Task goal: Collect each line of the records containing the string "page".
===== Task input =====
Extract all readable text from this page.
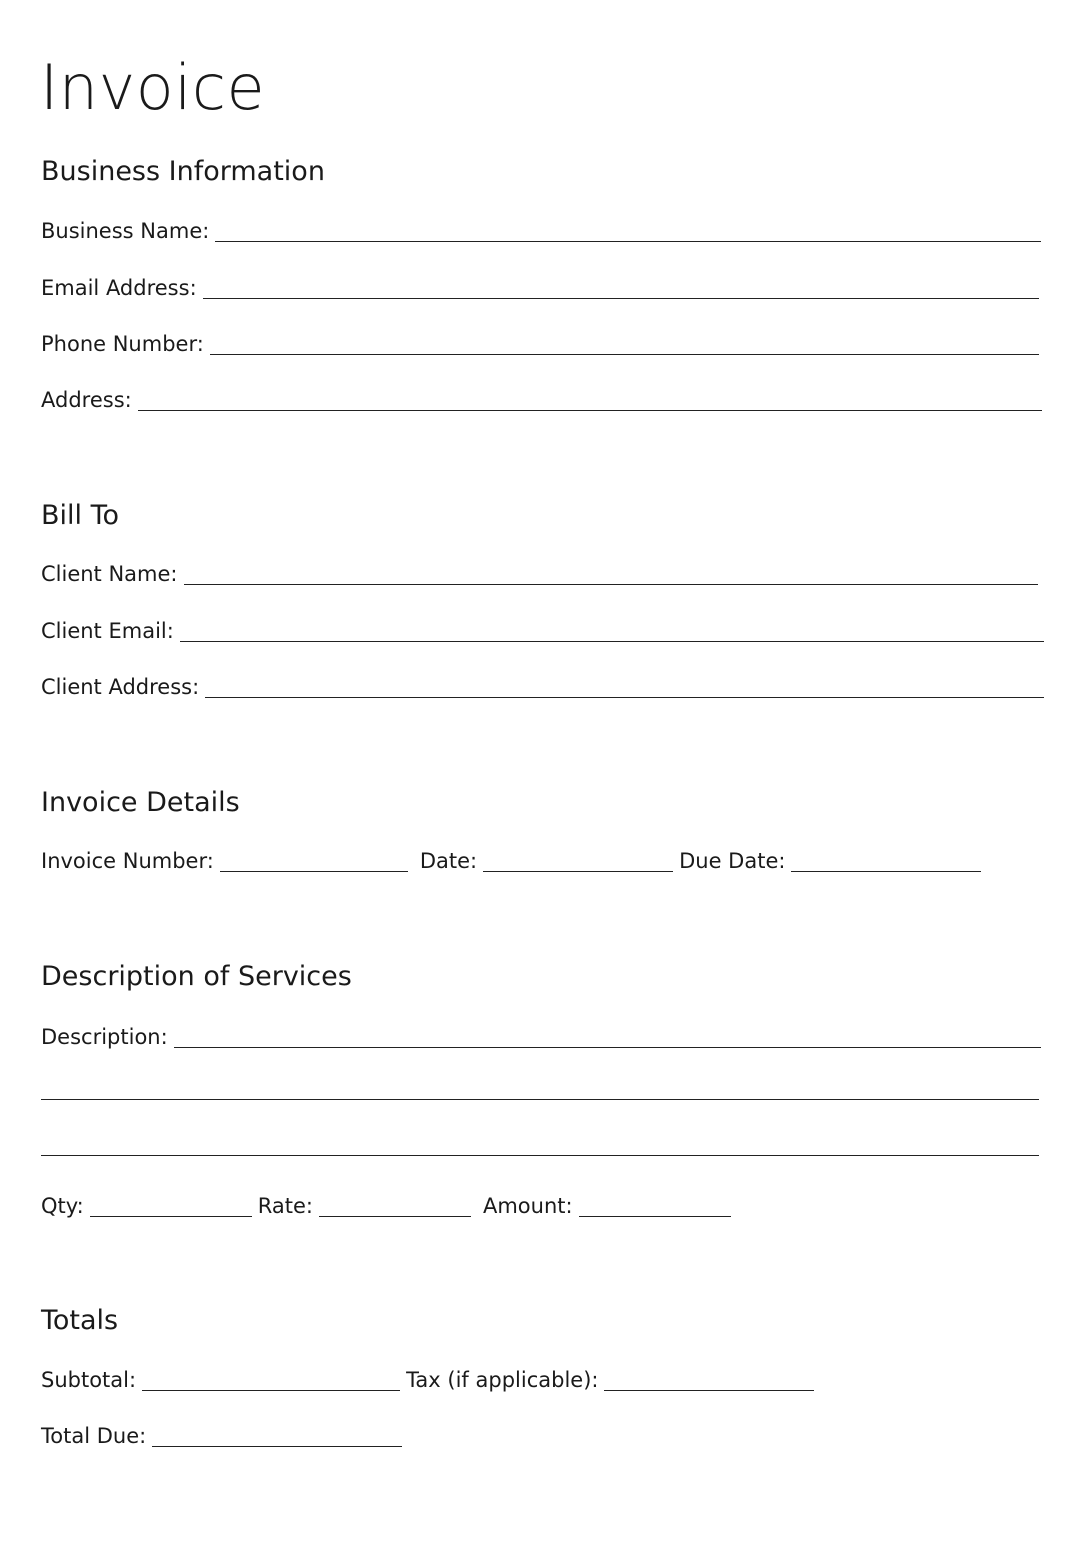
Invoice
Business Information
Business Name:
Email Address:
Phone Number:
Address:
Bill To
Client Name:
Client Email:
Client Address:
Invoice Details
Invoice Number:	Date:	Due Date:
Description of Services
Description:
Qty:	Rate:	Amount:
Totals
Subtotal:	Tax (if applicable):
Total Due:
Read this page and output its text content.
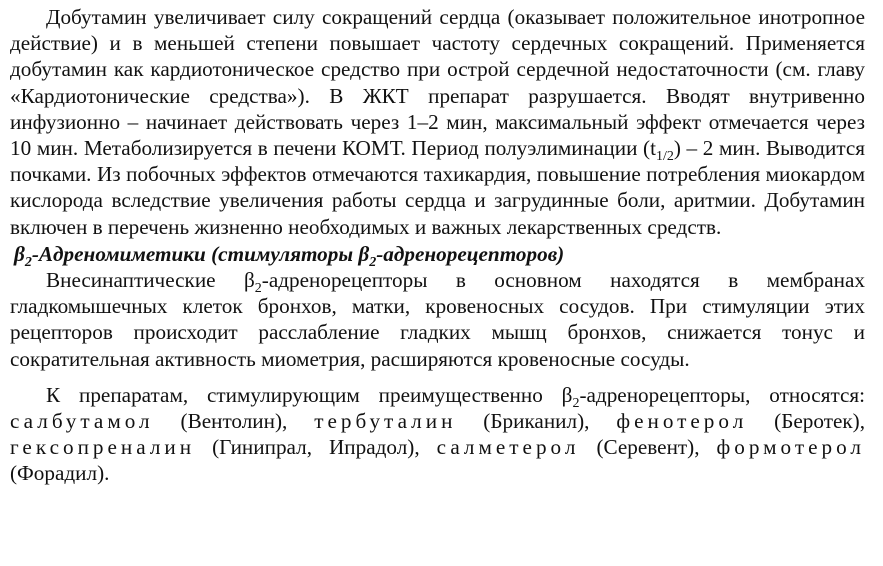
Добутамин увеличивает силу сокращений сердца (оказывает положительное инотропное действие) и в меньшей степени повышает частоту сердечных сокращений. Применяется добутамин как кардиотоническое средство при острой сердечной недостаточности (см. главу «Кардиотонические средства»). В ЖКТ препарат разрушается. Вводят внутривенно инфузионно – начинает действовать через 1–2 мин, максимальный эффект отмечается через 10 мин. Метаболизируется в печени КОМТ. Период полуэлиминации $(t_{1/2}) - 2$ мин. Выводится почками. Из побочных эффектов отмечаются тахикардия, повышение потребления миокардом кислорода вследствие увеличения работы сердца и загрудинные боли, аритмии. Добутамин включен в перечень жизненно необходимых и важных лекарственных средств.

$\beta_2$-Адреномиметики (стимуляторы $\beta_2-адренорецепторов$)

Внесинаптические $\beta_2$-адренорецепторы в основном находятся в мембранах гладкомышечных клеток бронхов, матки, кровеносных сосудов. При стимуляции этих рецепторов происходит расслабление гладких мышц бронхов, снижается тонус и сократительная активность миометрия, расширяются кровеносные сосуды.

К препаратам, стимулирующим преимущественно $\beta_2$-адренорецепторы, относятся: салбутамол (Вентолин), тербуталин (Бриканил), фенотерол (Беротек), гексопреналин (Гинипрал, Ипрадол), салметерол (Серевент), формотерол (Форадил).
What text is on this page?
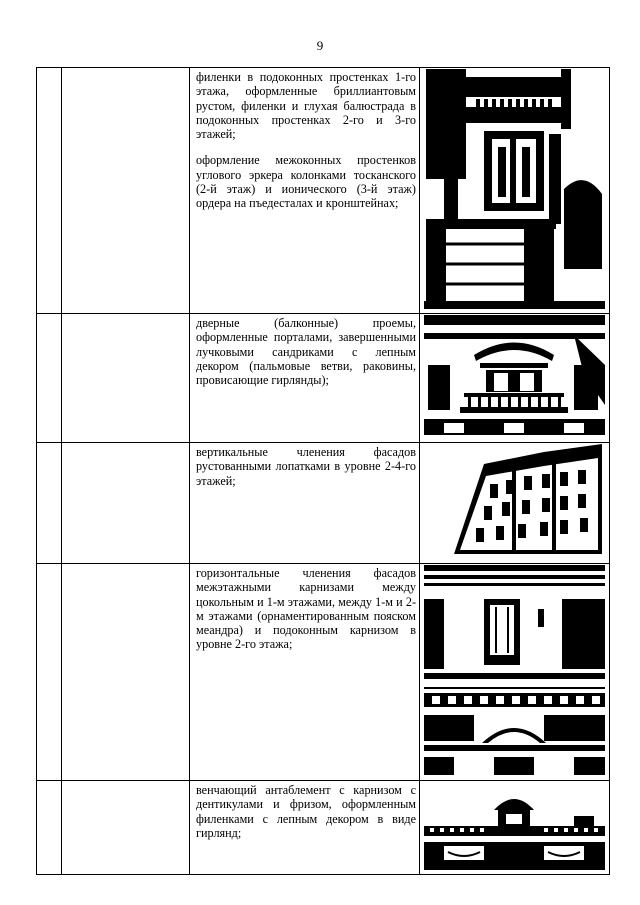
9

		филенки в подоконных простенках 1-го этажа, оформленные бриллиантовым рустом, филенки и глухая балюстрада в подоконных простенках 2-го и 3-го этажей;

оформление межоконных простенков углового эркера колонками тосканского (2-й этаж) и ионического (3-й этаж) ордера на пъедесталах и кронштейнах;

		дверные (балконные) проемы, оформленные порталами, завершенными лучковыми сандриками с лепным декором (пальмовые ветви, раковины, провисающие гирлянды);

		вертикальные членения фасадов рустованными лопатками в уровне 2-4-го этажей;

		горизонтальные членения фасадов межэтажными карнизами между цокольным и 1-м этажами, между 1-м и 2-м этажами (орнаментированным пояском меандра) и подоконным карнизом в уровне 2-го этажа;

		венчающий антаблемент с карнизом с дентикулами и фризом, оформленным филенками с лепным декором в виде гирлянд;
=====
Result:
Extract all readable text from this page.
Read this page and output its text content.
What text is on this page?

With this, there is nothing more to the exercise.